» Collected data entries
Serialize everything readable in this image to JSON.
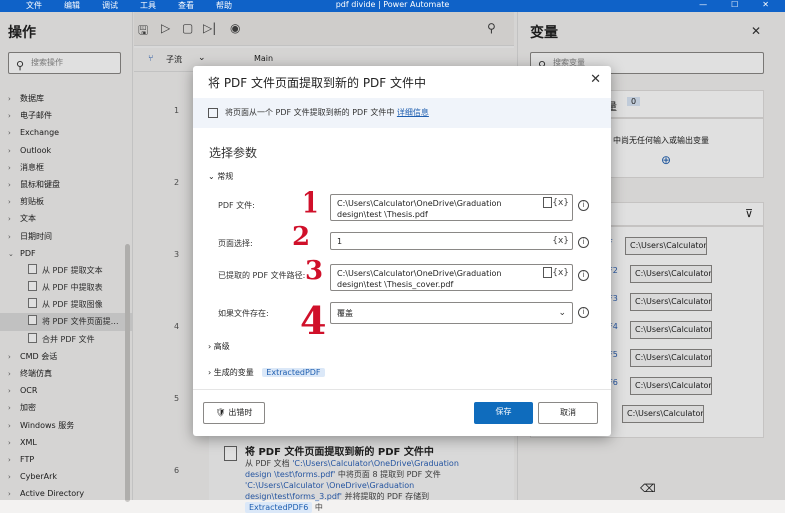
{
  "menubar": {
    "items": [
      "文件",
      "编辑",
      "调试",
      "工具",
      "查看",
      "帮助"
    ],
    "title": "pdf divide | Power Automate"
  },
  "actions_panel": {
    "title": "操作",
    "search_placeholder": "搜索操作",
    "categories": [
      "数据库",
      "电子邮件",
      "Exchange",
      "Outlook",
      "消息框",
      "鼠标和键盘",
      "剪贴板",
      "文本",
      "日期时间",
      "PDF"
    ],
    "pdf_children": [
      "从 PDF 提取文本",
      "从 PDF 中提取表",
      "从 PDF 提取图像",
      "将 PDF 文件页面提…",
      "合并 PDF 文件"
    ],
    "more_categories": [
      "CMD 会话",
      "终端仿真",
      "OCR",
      "加密",
      "Windows 服务",
      "XML",
      "FTP",
      "CyberArk",
      "Active Directory"
    ]
  },
  "editor": {
    "subflows_label": "子流",
    "main_tab": "Main",
    "line_numbers": [
      "1",
      "2",
      "3",
      "4",
      "5",
      "6"
    ]
  },
  "behind_step": {
    "title": "将 PDF 文件页面提取到新的 PDF 文件中",
    "desc_1": "从 PDF 文档 ",
    "path_1": "'C:\\Users\\Calculator\\OneDrive\\Graduation design \\test\\forms.pdf'",
    "desc_2": " 中将页面 8 提取到 PDF 文件 ",
    "path_2": "'C:\\Users\\Calculator \\OneDrive\\Graduation design\\test\\forms_3.pdf'",
    "desc_3": " 并将提取的 PDF 存储到 ",
    "var": "ExtractedPDF6",
    "desc_4": " 中"
  },
  "variables_panel": {
    "title": "变量",
    "search_placeholder": "搜索变量",
    "count": "0",
    "count_label_part": "量",
    "empty_text": "中尚无任何输入或输出变量",
    "var_labels": [
      "DF",
      "DF2",
      "DF3",
      "DF4",
      "DF5",
      "DF6"
    ],
    "var_values": [
      "C:\\Users\\Calculator...",
      "C:\\Users\\Calculator...",
      "C:\\Users\\Calculator...",
      "C:\\Users\\Calculator...",
      "C:\\Users\\Calculator...",
      "C:\\Users\\Calculator...",
      "C:\\Users\\Calculator..."
    ]
  },
  "dialog": {
    "title": "将 PDF 文件页面提取到新的 PDF 文件中",
    "info_text": "将页面从一个 PDF 文件提取到新的 PDF 文件中",
    "info_link": "详细信息",
    "section": "选择参数",
    "general": "常规",
    "fields": {
      "pdf_file_label": "PDF 文件:",
      "pdf_file_value": "C:\\Users\\Calculator\\OneDrive\\Graduation design\\test \\Thesis.pdf",
      "page_sel_label": "页面选择:",
      "page_sel_value": "1",
      "out_path_label": "已提取的 PDF 文件路径:",
      "out_path_value": "C:\\Users\\Calculator\\OneDrive\\Graduation design\\test \\Thesis_cover.pdf",
      "exists_label": "如果文件存在:",
      "exists_value": "覆盖"
    },
    "advanced": "高级",
    "generated_vars": "生成的变量",
    "generated_var_chip": "ExtractedPDF",
    "on_error": "出错时",
    "save": "保存",
    "cancel": "取消",
    "var_token": "{x}"
  },
  "annotations": [
    "1",
    "2",
    "3",
    "4"
  ],
  "colors": {
    "accent": "#0f6cbd",
    "title_bar": "#0f62c8",
    "annotation": "#d0102a"
  }
}
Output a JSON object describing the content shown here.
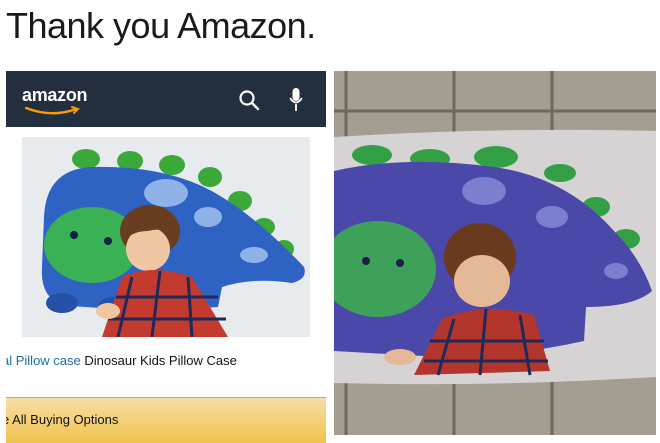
{
  "meme": {
    "title": "Thank you Amazon."
  },
  "amazon": {
    "logo": "amazon",
    "product_brand": "al Pillow case",
    "product_name": "Dinosaur Kids Pillow Case",
    "buying_options": "e All Buying Options"
  },
  "colors": {
    "header_bg": "#232f3e",
    "accent_orange": "#f0c14b",
    "link_blue": "#1d6fa6"
  }
}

» REQUIRED WORK
For the records above, state how many lines include the string "JSON", giving the number and nothing else.

» RESULT OF THIS TASK
2